Dataset items
## BEGIN

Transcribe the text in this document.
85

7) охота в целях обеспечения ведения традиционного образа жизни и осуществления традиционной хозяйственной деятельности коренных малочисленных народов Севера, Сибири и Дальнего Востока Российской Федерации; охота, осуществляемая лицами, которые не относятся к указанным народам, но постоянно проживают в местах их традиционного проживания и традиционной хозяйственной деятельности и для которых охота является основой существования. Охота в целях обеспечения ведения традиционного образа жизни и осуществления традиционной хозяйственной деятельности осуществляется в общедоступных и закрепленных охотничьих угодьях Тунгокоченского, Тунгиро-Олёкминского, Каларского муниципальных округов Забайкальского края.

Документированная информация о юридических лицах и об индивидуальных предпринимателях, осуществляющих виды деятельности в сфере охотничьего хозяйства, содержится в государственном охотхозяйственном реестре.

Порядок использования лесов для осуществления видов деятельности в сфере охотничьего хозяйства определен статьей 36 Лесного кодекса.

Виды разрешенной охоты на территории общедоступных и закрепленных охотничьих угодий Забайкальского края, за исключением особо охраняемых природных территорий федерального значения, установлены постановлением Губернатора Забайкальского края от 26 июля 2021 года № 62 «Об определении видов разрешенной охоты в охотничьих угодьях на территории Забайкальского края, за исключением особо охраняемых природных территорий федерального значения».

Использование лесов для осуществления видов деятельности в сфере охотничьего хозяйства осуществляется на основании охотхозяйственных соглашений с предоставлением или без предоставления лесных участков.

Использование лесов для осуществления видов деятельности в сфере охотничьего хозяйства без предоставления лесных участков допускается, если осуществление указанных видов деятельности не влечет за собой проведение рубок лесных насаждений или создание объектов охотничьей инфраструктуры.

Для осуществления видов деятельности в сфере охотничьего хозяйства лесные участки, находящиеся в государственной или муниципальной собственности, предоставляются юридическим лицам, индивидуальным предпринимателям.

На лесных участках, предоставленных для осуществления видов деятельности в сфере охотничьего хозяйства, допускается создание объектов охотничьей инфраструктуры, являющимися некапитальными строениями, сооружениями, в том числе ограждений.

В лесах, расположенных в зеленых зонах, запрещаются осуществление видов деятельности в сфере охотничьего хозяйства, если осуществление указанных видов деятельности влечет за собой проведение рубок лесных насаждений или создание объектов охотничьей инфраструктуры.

## END

Written instruction:
Copy the material above verbatim.

Result of this exercise:
Transcribe the text in this document.
85

7) охота в целях обеспечения ведения традиционного образа жизни и осуществления традиционной хозяйственной деятельности коренных малочисленных народов Севера, Сибири и Дальнего Востока Российской Федерации; охота, осуществляемая лицами, которые не относятся к указанным народам, но постоянно проживают в местах их традиционного проживания и традиционной хозяйственной деятельности и для которых охота является основой существования. Охота в целях обеспечения ведения традиционного образа жизни и осуществления традиционной хозяйственной деятельности осуществляется в общедоступных и закрепленных охотничьих угодьях Тунгокоченского, Тунгиро-Олёкминского, Каларского муниципальных округов Забайкальского края.

Документированная информация о юридических лицах и об индивидуальных предпринимателях, осуществляющих виды деятельности в сфере охотничьего хозяйства, содержится в государственном охотхозяйственном реестре.

Порядок использования лесов для осуществления видов деятельности в сфере охотничьего хозяйства определен статьей 36 Лесного кодекса.

Виды разрешенной охоты на территории общедоступных и закрепленных охотничьих угодий Забайкальского края, за исключением особо охраняемых природных территорий федерального значения, установлены постановлением Губернатора Забайкальского края от 26 июля 2021 года № 62 «Об определении видов разрешенной охоты в охотничьих угодьях на территории Забайкальского края, за исключением особо охраняемых природных территорий федерального значения».

Использование лесов для осуществления видов деятельности в сфере охотничьего хозяйства осуществляется на основании охотхозяйственных соглашений с предоставлением или без предоставления лесных участков.

Использование лесов для осуществления видов деятельности в сфере охотничьего хозяйства без предоставления лесных участков допускается, если осуществление указанных видов деятельности не влечет за собой проведение рубок лесных насаждений или создание объектов охотничьей инфраструктуры.

Для осуществления видов деятельности в сфере охотничьего хозяйства лесные участки, находящиеся в государственной или муниципальной собственности, предоставляются юридическим лицам, индивидуальным предпринимателям.

На лесных участках, предоставленных для осуществления видов деятельности в сфере охотничьего хозяйства, допускается создание объектов охотничьей инфраструктуры, являющимися некапитальными строениями, сооружениями, в том числе ограждений.

В лесах, расположенных в зеленых зонах, запрещаются осуществление видов деятельности в сфере охотничьего хозяйства, если осуществление указанных видов деятельности влечет за собой проведение рубок лесных насаждений или создание объектов охотничьей инфраструктуры.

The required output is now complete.